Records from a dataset
#####
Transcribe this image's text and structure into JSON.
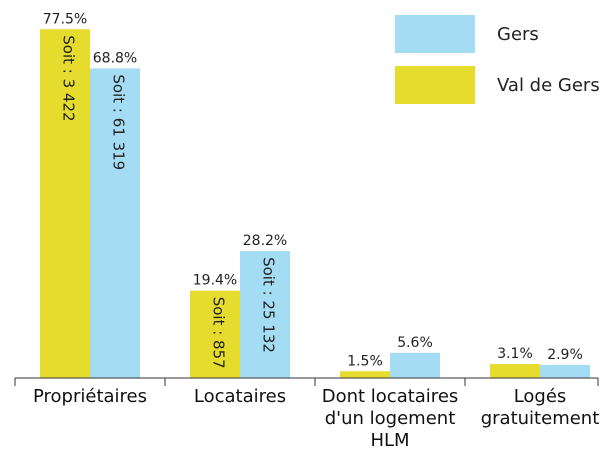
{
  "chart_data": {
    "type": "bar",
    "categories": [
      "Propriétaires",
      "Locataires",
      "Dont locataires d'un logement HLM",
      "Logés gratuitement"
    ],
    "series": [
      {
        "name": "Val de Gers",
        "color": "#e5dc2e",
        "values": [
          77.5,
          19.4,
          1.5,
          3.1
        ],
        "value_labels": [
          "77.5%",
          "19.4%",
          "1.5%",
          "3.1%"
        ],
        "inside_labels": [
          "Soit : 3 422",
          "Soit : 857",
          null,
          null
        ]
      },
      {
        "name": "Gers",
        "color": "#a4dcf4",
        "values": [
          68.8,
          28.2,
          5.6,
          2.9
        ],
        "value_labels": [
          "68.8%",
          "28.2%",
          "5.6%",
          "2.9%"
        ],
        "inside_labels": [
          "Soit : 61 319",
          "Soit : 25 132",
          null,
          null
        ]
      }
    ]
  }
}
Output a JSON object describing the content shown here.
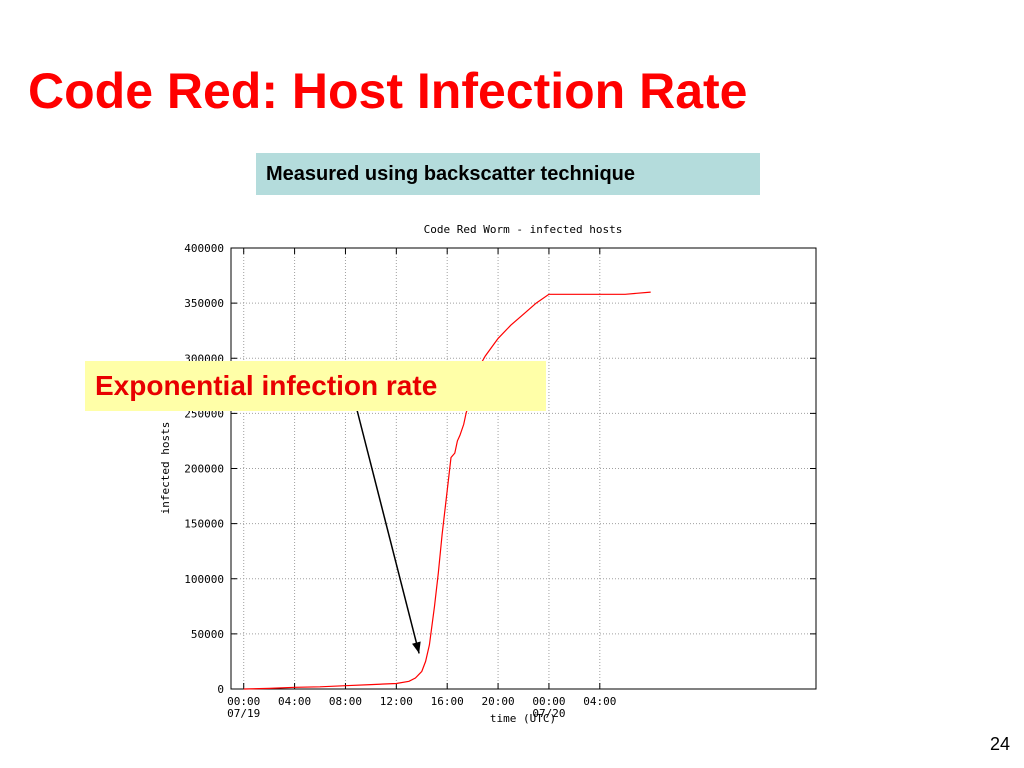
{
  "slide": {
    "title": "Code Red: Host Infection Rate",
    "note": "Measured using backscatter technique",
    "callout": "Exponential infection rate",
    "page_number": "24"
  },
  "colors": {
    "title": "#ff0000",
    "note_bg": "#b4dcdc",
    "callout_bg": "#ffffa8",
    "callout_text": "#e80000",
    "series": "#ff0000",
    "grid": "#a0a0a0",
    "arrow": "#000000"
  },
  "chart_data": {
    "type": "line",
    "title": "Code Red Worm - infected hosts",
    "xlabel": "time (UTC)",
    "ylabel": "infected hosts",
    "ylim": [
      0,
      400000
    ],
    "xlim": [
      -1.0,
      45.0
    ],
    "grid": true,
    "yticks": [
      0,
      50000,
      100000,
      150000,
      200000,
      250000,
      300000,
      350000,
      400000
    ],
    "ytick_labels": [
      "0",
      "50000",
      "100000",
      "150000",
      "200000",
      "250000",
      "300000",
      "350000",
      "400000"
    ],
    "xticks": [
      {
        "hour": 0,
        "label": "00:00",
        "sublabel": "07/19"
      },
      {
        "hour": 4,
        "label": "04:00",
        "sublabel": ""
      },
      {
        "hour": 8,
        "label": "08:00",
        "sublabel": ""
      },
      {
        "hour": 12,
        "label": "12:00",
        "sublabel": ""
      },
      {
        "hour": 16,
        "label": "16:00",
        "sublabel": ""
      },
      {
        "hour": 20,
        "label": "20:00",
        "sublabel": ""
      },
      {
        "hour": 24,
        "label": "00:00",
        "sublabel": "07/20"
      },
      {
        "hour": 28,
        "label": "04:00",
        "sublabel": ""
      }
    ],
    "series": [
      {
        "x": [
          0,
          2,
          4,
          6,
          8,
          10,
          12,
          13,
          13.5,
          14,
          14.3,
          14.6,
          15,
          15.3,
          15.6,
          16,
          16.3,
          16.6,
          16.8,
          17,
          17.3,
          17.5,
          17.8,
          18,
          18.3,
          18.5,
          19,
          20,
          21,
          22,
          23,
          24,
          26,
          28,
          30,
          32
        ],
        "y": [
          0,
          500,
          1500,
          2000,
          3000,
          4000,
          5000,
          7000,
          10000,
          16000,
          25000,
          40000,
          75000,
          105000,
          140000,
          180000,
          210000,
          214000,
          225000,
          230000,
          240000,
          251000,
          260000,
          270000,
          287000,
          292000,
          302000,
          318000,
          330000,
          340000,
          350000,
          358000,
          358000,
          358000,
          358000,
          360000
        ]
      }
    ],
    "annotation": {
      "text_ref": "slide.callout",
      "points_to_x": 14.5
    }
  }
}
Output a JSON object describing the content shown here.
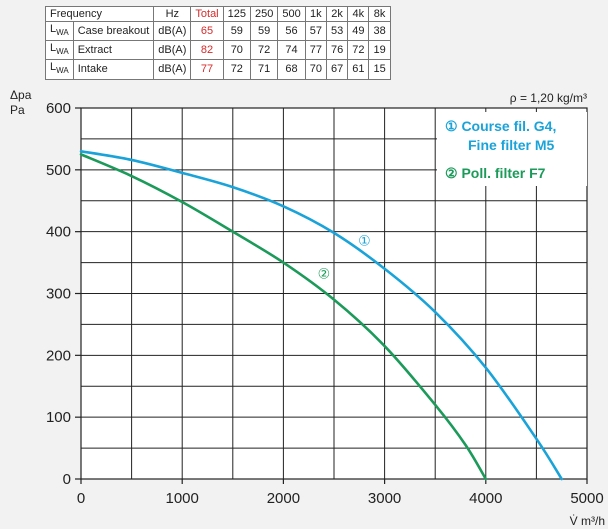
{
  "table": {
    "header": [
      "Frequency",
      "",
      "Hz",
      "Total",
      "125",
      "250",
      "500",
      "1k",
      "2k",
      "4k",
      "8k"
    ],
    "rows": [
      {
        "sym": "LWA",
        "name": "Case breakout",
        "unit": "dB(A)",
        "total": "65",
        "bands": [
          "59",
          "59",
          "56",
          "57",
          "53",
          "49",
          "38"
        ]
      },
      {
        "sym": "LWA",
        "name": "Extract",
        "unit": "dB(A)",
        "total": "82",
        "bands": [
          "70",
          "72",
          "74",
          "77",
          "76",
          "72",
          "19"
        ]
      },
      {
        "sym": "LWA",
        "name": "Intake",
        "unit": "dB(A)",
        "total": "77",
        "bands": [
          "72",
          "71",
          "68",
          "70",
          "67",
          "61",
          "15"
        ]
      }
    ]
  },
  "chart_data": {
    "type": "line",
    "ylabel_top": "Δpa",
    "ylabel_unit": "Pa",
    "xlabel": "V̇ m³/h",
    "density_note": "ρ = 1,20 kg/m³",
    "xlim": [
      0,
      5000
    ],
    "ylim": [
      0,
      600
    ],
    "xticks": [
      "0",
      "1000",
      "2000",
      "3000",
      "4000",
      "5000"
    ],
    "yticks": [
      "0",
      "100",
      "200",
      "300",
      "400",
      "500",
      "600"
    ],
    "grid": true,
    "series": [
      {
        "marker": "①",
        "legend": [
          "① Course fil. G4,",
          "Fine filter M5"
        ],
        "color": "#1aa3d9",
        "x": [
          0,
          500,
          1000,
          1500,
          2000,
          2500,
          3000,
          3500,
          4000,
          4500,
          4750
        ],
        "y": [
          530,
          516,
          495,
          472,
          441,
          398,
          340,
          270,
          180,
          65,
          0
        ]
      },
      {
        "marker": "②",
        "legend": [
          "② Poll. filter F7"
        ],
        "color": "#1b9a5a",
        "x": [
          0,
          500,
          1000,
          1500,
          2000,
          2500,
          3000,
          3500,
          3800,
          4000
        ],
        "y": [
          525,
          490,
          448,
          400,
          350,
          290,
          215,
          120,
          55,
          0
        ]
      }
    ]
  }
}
#####
→ **To do**:
In your copy, repeat each record exactly and include no pictures.

→ **Output for this exercise**:
Transcribe this image's text and structure into JSON.
{
  "chart_data": {
    "type": "bar",
    "categories": [
      "Propriétaires",
      "Locataires",
      "Dont locataires d'un logement HLM",
      "Logés gratuitement"
    ],
    "series": [
      {
        "name": "Val de Gers",
        "color": "#e5dc2e",
        "values": [
          77.5,
          19.4,
          1.5,
          3.1
        ],
        "value_labels": [
          "77.5%",
          "19.4%",
          "1.5%",
          "3.1%"
        ],
        "inside_labels": [
          "Soit : 3 422",
          "Soit : 857",
          null,
          null
        ]
      },
      {
        "name": "Gers",
        "color": "#a4dcf4",
        "values": [
          68.8,
          28.2,
          5.6,
          2.9
        ],
        "value_labels": [
          "68.8%",
          "28.2%",
          "5.6%",
          "2.9%"
        ],
        "inside_labels": [
          "Soit : 61 319",
          "Soit : 25 132",
          null,
          null
        ]
      }
    ]
  }
}
Output a JSON object describing the content shown here.
{
  "slide": {
    "title": "Code Red: Host Infection Rate",
    "note": "Measured using backscatter technique",
    "callout": "Exponential infection rate",
    "page_number": "24"
  },
  "colors": {
    "title": "#ff0000",
    "note_bg": "#b4dcdc",
    "callout_bg": "#ffffa8",
    "callout_text": "#e80000",
    "series": "#ff0000",
    "grid": "#a0a0a0",
    "arrow": "#000000"
  },
  "chart_data": {
    "type": "line",
    "title": "Code Red Worm - infected hosts",
    "xlabel": "time (UTC)",
    "ylabel": "infected hosts",
    "ylim": [
      0,
      400000
    ],
    "xlim": [
      -1.0,
      45.0
    ],
    "grid": true,
    "yticks": [
      0,
      50000,
      100000,
      150000,
      200000,
      250000,
      300000,
      350000,
      400000
    ],
    "ytick_labels": [
      "0",
      "50000",
      "100000",
      "150000",
      "200000",
      "250000",
      "300000",
      "350000",
      "400000"
    ],
    "xticks": [
      {
        "hour": 0,
        "label": "00:00",
        "sublabel": "07/19"
      },
      {
        "hour": 4,
        "label": "04:00",
        "sublabel": ""
      },
      {
        "hour": 8,
        "label": "08:00",
        "sublabel": ""
      },
      {
        "hour": 12,
        "label": "12:00",
        "sublabel": ""
      },
      {
        "hour": 16,
        "label": "16:00",
        "sublabel": ""
      },
      {
        "hour": 20,
        "label": "20:00",
        "sublabel": ""
      },
      {
        "hour": 24,
        "label": "00:00",
        "sublabel": "07/20"
      },
      {
        "hour": 28,
        "label": "04:00",
        "sublabel": ""
      }
    ],
    "series": [
      {
        "x": [
          0,
          2,
          4,
          6,
          8,
          10,
          12,
          13,
          13.5,
          14,
          14.3,
          14.6,
          15,
          15.3,
          15.6,
          16,
          16.3,
          16.6,
          16.8,
          17,
          17.3,
          17.5,
          17.8,
          18,
          18.3,
          18.5,
          19,
          20,
          21,
          22,
          23,
          24,
          26,
          28,
          30,
          32
        ],
        "y": [
          0,
          500,
          1500,
          2000,
          3000,
          4000,
          5000,
          7000,
          10000,
          16000,
          25000,
          40000,
          75000,
          105000,
          140000,
          180000,
          210000,
          214000,
          225000,
          230000,
          240000,
          251000,
          260000,
          270000,
          287000,
          292000,
          302000,
          318000,
          330000,
          340000,
          350000,
          358000,
          358000,
          358000,
          358000,
          360000
        ]
      }
    ],
    "annotation": {
      "text_ref": "slide.callout",
      "points_to_x": 14.5
    }
  }
}
Output a JSON object describing the content shown here.
{
  "table": {
    "header": [
      "Frequency",
      "",
      "Hz",
      "Total",
      "125",
      "250",
      "500",
      "1k",
      "2k",
      "4k",
      "8k"
    ],
    "rows": [
      {
        "sym": "LWA",
        "name": "Case breakout",
        "unit": "dB(A)",
        "total": "65",
        "bands": [
          "59",
          "59",
          "56",
          "57",
          "53",
          "49",
          "38"
        ]
      },
      {
        "sym": "LWA",
        "name": "Extract",
        "unit": "dB(A)",
        "total": "82",
        "bands": [
          "70",
          "72",
          "74",
          "77",
          "76",
          "72",
          "19"
        ]
      },
      {
        "sym": "LWA",
        "name": "Intake",
        "unit": "dB(A)",
        "total": "77",
        "bands": [
          "72",
          "71",
          "68",
          "70",
          "67",
          "61",
          "15"
        ]
      }
    ]
  },
  "chart_data": {
    "type": "line",
    "ylabel_top": "Δpa",
    "ylabel_unit": "Pa",
    "xlabel": "V̇ m³/h",
    "density_note": "ρ = 1,20 kg/m³",
    "xlim": [
      0,
      5000
    ],
    "ylim": [
      0,
      600
    ],
    "xticks": [
      "0",
      "1000",
      "2000",
      "3000",
      "4000",
      "5000"
    ],
    "yticks": [
      "0",
      "100",
      "200",
      "300",
      "400",
      "500",
      "600"
    ],
    "grid": true,
    "series": [
      {
        "marker": "①",
        "legend": [
          "① Course fil. G4,",
          "Fine filter M5"
        ],
        "color": "#1aa3d9",
        "x": [
          0,
          500,
          1000,
          1500,
          2000,
          2500,
          3000,
          3500,
          4000,
          4500,
          4750
        ],
        "y": [
          530,
          516,
          495,
          472,
          441,
          398,
          340,
          270,
          180,
          65,
          0
        ]
      },
      {
        "marker": "②",
        "legend": [
          "② Poll. filter F7"
        ],
        "color": "#1b9a5a",
        "x": [
          0,
          500,
          1000,
          1500,
          2000,
          2500,
          3000,
          3500,
          3800,
          4000
        ],
        "y": [
          525,
          490,
          448,
          400,
          350,
          290,
          215,
          120,
          55,
          0
        ]
      }
    ]
  }
}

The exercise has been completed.